> WHAT YOU HAVE TO DO
Restate the material word for word and leave out anything that is a picture.

> ENTRIES PROVIDED
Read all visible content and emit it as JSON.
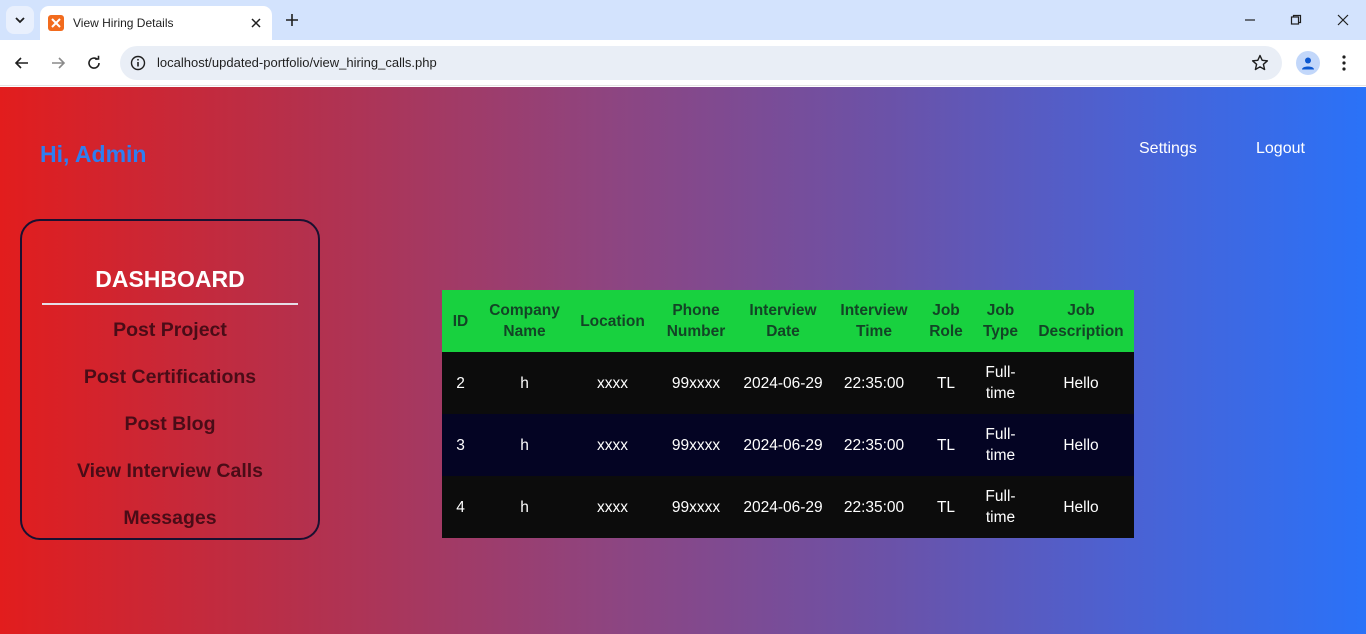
{
  "browser": {
    "tab_title": "View Hiring Details",
    "url": "localhost/updated-portfolio/view_hiring_calls.php",
    "favicon": "xampp-icon"
  },
  "header": {
    "greeting": "Hi, Admin",
    "nav": [
      "Settings",
      "Logout"
    ]
  },
  "sidebar": {
    "title": "DASHBOARD",
    "items": [
      "Post Project",
      "Post Certifications",
      "Post Blog",
      "View Interview Calls",
      "Messages"
    ]
  },
  "table": {
    "headers": [
      "ID",
      "Company Name",
      "Location",
      "Phone Number",
      "Interview Date",
      "Interview Time",
      "Job Role",
      "Job Type",
      "Job Description"
    ],
    "rows": [
      [
        "2",
        "h",
        "xxxx",
        "99xxxx",
        "2024-06-29",
        "22:35:00",
        "TL",
        "Full-time",
        "Hello"
      ],
      [
        "3",
        "h",
        "xxxx",
        "99xxxx",
        "2024-06-29",
        "22:35:00",
        "TL",
        "Full-time",
        "Hello"
      ],
      [
        "4",
        "h",
        "xxxx",
        "99xxxx",
        "2024-06-29",
        "22:35:00",
        "TL",
        "Full-time",
        "Hello"
      ]
    ]
  },
  "colors": {
    "gradient_left": "#e21d1d",
    "gradient_right": "#2a72f8",
    "greeting": "#2f7ef0",
    "table_header_bg": "#18d13f",
    "table_header_text": "#134426",
    "row_dark": "#0c0c0c",
    "row_navy": "#040423",
    "sidebar_item_text": "#4a0c17"
  }
}
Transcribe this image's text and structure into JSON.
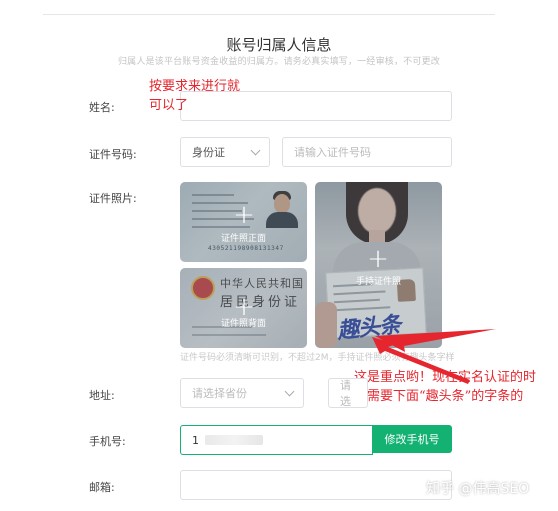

> RESPONSE
Read all visible content and emit it as JSON.
{
  "browser": {
    "tab_title": "View Hiring Details",
    "url": "localhost/updated-portfolio/view_hiring_calls.php",
    "favicon": "xampp-icon"
  },
  "header": {
    "greeting": "Hi, Admin",
    "nav": [
      "Settings",
      "Logout"
    ]
  },
  "sidebar": {
    "title": "DASHBOARD",
    "items": [
      "Post Project",
      "Post Certifications",
      "Post Blog",
      "View Interview Calls",
      "Messages"
    ]
  },
  "table": {
    "headers": [
      "ID",
      "Company Name",
      "Location",
      "Phone Number",
      "Interview Date",
      "Interview Time",
      "Job Role",
      "Job Type",
      "Job Description"
    ],
    "rows": [
      [
        "2",
        "h",
        "xxxx",
        "99xxxx",
        "2024-06-29",
        "22:35:00",
        "TL",
        "Full-time",
        "Hello"
      ],
      [
        "3",
        "h",
        "xxxx",
        "99xxxx",
        "2024-06-29",
        "22:35:00",
        "TL",
        "Full-time",
        "Hello"
      ],
      [
        "4",
        "h",
        "xxxx",
        "99xxxx",
        "2024-06-29",
        "22:35:00",
        "TL",
        "Full-time",
        "Hello"
      ]
    ]
  },
  "colors": {
    "gradient_left": "#e21d1d",
    "gradient_right": "#2a72f8",
    "greeting": "#2f7ef0",
    "table_header_bg": "#18d13f",
    "table_header_text": "#134426",
    "row_dark": "#0c0c0c",
    "row_navy": "#040423",
    "sidebar_item_text": "#4a0c17"
  }
}
Transcribe this image's text and structure into JSON.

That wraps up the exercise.